- _Required work_
(A) In the prize announcement, which degree programme is Bella studying?
(B) Using the prize announcement, explain why winning the British Psychological Society Undergraduate Award marks Bella's result as exceptional.
(C) Translate this sentence from the prize announcement into Spanish: "The award celebrates outstanding undergraduate dissertations based on excellent reuse of data available through the UK Data Service."

- _Selected extract_
Congratulations to three of our students who have received prizes for their work on their Undergraduate programmes.

UCL Institute of Education Newsam Library

Bella (Psychology with Education BSc) won the British Psychological Society Undergraduate Award, which is awarded to the student who achieves the highest overall score in an accredited degree programme across 100 institutions accredited by the society. In addition to this, Bella won the IOE Faculty medal, which is given annually to the best final year undergraduate student in the faculty.

Meanwhile, Oluwanifemi and Haohao (both Social Sciences with Quantitative Methods BSc) received the Dissertation Prize 2021, which is open to undergraduates from social science disciplines at UK universities. The award celebrates outstanding undergraduate dissertations based on excellent reuse of data available through the UK Data Service.

Oluwanifemi’s project aimed to discover how fast-food density affects the likelihood of obesity, using data from the 1970 British Cohort Study (BCS70).

- _Recorded data_

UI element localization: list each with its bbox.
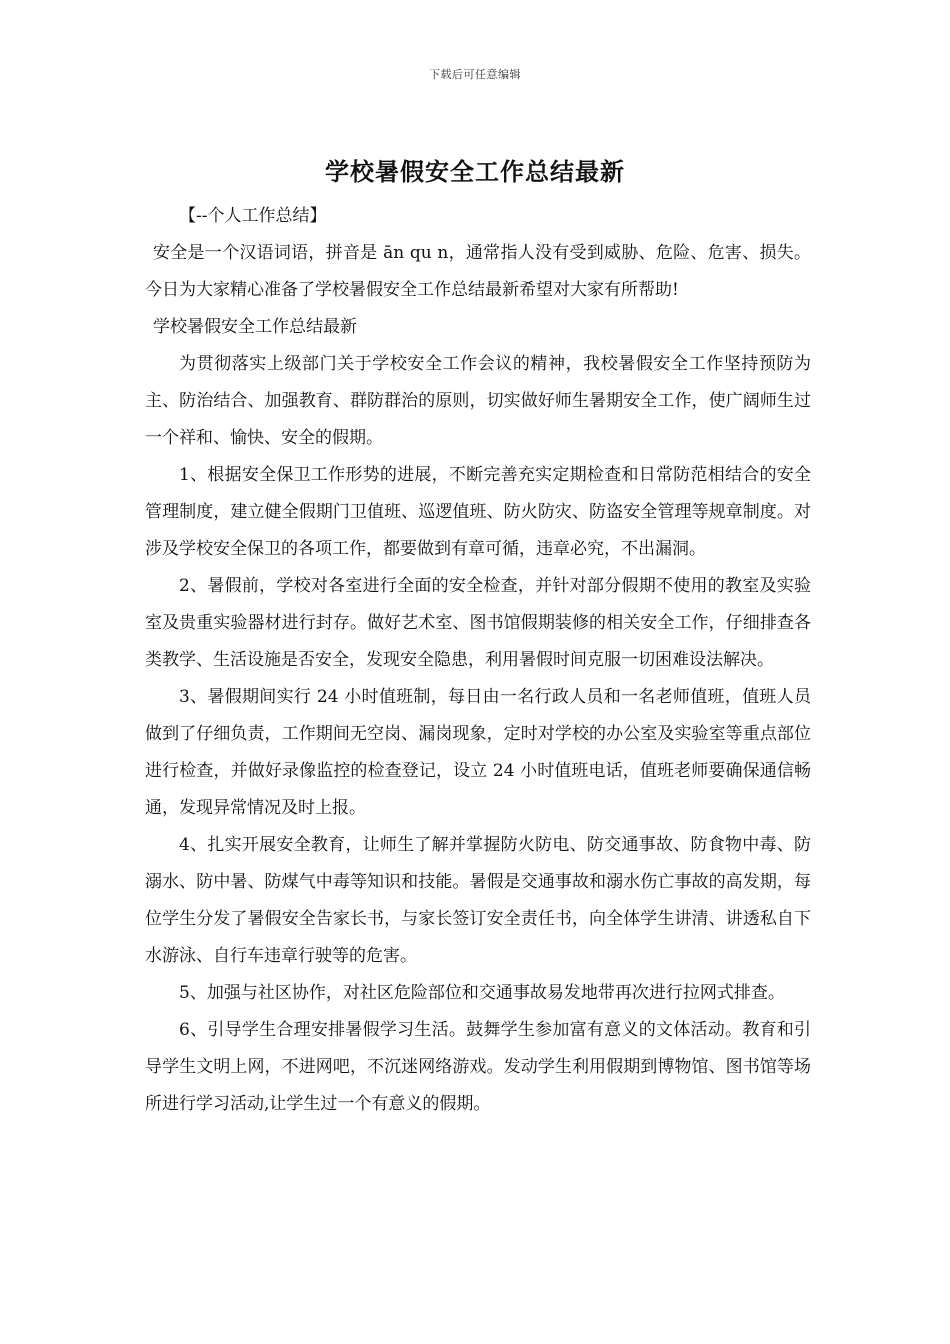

- _Per-task outputs_
(A) Psychology with Education BSc.

(B) The award goes to the student with the highest overall score in an accredited degree programme across 100 institutions accredited by the society. Winning it means Bella's score was the highest among students at all of those institutions.

(C) El premio distingue trabajos de fin de grado sobresalientes basados en una excelente reutilización de datos disponibles a través del UK Data Service.